◆ **Instruction**
Wherever the string "mode" occurs in a line of these records, report that line.

═════ The data

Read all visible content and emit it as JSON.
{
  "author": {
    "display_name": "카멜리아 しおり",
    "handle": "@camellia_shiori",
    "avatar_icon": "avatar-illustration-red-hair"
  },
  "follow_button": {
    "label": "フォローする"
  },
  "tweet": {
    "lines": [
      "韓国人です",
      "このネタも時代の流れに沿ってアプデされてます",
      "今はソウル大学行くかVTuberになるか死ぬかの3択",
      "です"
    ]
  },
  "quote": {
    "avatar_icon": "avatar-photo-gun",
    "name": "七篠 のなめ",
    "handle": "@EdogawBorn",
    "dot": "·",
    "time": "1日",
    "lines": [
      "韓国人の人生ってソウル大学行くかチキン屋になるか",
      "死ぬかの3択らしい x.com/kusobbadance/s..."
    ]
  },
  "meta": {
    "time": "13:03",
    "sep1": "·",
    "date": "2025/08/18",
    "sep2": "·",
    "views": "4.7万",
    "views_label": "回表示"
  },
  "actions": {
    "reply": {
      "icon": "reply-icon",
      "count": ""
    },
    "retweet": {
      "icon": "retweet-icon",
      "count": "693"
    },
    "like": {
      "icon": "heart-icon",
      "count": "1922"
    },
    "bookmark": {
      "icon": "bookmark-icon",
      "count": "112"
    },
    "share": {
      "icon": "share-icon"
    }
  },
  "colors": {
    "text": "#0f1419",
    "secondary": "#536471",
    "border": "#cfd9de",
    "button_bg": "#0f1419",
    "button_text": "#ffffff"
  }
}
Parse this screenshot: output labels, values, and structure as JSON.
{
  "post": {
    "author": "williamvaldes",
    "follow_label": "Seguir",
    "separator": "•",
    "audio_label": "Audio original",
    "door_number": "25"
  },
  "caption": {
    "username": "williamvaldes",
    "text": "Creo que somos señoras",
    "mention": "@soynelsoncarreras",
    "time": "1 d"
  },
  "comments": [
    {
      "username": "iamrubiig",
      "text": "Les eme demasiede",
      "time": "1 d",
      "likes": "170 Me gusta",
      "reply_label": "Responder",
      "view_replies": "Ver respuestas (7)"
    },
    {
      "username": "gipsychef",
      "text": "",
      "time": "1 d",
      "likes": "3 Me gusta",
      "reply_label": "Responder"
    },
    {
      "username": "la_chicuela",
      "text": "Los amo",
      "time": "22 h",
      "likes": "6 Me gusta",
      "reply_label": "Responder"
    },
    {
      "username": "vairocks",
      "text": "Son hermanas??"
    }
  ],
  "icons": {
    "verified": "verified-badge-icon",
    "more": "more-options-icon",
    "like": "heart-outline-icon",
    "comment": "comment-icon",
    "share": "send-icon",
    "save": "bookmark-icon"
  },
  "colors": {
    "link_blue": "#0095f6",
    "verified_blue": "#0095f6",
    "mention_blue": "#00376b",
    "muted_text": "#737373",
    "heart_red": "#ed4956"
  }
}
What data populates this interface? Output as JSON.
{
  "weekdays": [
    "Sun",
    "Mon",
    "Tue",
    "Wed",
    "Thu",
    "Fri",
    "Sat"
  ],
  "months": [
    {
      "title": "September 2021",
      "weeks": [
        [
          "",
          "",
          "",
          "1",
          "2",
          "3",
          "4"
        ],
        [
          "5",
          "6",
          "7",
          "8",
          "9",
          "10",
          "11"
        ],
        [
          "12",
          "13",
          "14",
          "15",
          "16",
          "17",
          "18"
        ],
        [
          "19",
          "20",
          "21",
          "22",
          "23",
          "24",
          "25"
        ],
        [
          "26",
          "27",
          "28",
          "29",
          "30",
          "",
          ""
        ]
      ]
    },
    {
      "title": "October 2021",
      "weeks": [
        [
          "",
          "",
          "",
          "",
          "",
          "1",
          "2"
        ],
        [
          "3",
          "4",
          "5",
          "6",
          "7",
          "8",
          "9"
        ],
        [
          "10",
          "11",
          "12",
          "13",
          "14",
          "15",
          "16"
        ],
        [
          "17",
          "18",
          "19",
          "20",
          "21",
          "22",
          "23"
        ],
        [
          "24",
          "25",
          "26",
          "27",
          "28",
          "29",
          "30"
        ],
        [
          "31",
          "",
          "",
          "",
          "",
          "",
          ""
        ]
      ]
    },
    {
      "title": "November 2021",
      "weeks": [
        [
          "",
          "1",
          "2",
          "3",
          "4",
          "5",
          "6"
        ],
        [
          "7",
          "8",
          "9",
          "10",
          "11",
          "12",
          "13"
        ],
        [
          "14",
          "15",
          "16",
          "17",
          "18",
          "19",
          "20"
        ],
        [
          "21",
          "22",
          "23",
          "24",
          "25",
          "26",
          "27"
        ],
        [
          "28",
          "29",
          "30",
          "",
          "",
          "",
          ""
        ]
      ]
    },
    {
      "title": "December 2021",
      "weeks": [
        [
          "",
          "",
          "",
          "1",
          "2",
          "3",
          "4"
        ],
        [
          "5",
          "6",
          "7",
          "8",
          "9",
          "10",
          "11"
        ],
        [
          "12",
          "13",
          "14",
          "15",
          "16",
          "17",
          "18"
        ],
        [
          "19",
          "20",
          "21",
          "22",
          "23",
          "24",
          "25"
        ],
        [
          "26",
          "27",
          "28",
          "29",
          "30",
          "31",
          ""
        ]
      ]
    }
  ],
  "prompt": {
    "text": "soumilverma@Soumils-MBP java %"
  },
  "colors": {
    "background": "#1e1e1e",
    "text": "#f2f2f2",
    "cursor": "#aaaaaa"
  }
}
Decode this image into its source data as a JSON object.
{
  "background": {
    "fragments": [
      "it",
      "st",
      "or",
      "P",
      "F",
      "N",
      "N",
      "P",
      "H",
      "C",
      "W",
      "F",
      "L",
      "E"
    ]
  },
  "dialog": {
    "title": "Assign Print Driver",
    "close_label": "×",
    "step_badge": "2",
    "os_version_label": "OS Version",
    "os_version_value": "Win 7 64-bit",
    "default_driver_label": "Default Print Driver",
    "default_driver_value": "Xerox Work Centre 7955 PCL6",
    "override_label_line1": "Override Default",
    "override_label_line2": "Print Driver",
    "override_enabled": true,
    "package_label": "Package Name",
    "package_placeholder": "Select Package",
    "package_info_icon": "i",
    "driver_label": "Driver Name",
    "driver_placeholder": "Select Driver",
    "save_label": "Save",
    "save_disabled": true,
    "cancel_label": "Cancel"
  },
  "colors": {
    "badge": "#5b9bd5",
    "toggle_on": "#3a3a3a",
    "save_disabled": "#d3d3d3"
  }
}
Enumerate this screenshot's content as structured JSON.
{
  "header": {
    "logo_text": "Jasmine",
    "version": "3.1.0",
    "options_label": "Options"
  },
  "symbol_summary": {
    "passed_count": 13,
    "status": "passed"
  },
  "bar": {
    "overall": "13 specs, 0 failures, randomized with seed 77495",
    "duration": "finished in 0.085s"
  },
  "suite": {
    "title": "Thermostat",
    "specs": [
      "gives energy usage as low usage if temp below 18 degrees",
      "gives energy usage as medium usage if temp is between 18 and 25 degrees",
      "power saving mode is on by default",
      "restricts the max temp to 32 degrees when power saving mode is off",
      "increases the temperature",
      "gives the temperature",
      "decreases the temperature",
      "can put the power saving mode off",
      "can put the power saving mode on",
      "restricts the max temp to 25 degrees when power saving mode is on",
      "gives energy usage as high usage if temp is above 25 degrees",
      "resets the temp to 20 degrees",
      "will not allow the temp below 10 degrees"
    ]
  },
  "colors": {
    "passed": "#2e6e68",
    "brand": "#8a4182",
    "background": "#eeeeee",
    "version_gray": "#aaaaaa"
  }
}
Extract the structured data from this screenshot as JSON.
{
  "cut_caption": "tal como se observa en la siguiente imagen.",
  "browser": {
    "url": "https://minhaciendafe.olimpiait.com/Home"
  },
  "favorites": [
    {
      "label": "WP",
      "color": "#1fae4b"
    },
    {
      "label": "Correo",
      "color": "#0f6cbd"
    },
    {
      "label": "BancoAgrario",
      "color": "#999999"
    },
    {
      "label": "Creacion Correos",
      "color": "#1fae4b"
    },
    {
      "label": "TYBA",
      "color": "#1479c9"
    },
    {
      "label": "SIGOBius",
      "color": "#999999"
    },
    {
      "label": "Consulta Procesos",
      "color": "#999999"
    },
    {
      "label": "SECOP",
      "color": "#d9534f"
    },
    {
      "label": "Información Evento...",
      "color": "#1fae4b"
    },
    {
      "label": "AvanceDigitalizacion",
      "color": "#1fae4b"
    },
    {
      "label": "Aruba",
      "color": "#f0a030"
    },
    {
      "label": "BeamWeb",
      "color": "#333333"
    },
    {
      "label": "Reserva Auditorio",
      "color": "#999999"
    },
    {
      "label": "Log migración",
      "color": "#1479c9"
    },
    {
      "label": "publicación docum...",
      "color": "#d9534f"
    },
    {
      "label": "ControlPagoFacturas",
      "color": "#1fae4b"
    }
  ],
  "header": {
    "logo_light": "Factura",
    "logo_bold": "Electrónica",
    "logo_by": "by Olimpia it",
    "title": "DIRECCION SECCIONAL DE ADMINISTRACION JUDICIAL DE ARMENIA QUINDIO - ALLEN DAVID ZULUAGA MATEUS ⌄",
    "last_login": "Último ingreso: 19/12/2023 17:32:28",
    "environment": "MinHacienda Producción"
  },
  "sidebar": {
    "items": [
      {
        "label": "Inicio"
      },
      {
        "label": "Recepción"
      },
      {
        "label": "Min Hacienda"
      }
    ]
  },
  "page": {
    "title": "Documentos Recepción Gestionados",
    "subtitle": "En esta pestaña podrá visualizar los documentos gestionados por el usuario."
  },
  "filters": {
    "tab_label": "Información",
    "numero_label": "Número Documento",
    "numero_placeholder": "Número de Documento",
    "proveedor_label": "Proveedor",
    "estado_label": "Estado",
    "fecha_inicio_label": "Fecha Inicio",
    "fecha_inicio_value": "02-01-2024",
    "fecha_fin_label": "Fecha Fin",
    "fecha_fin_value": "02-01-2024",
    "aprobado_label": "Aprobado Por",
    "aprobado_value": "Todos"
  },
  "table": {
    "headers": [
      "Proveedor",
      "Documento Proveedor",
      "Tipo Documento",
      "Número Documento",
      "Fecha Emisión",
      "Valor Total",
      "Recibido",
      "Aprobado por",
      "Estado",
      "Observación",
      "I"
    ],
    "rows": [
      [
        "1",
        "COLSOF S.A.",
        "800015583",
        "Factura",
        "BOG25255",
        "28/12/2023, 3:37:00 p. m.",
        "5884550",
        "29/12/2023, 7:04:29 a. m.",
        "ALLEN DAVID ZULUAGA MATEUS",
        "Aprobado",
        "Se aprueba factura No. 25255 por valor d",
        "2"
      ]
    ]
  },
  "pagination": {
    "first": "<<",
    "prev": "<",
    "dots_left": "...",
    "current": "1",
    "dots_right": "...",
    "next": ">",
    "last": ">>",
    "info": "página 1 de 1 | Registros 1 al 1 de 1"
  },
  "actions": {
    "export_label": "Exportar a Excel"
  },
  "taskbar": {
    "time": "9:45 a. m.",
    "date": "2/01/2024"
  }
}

══════════

◆ **Result for this task**
      "power saving mode is on by default",
      "restricts the max temp to 32 degrees when power saving mode is off",
      "can put the power saving mode off",
      "can put the power saving mode on",
      "restricts the max temp to 25 degrees when power saving mode is on",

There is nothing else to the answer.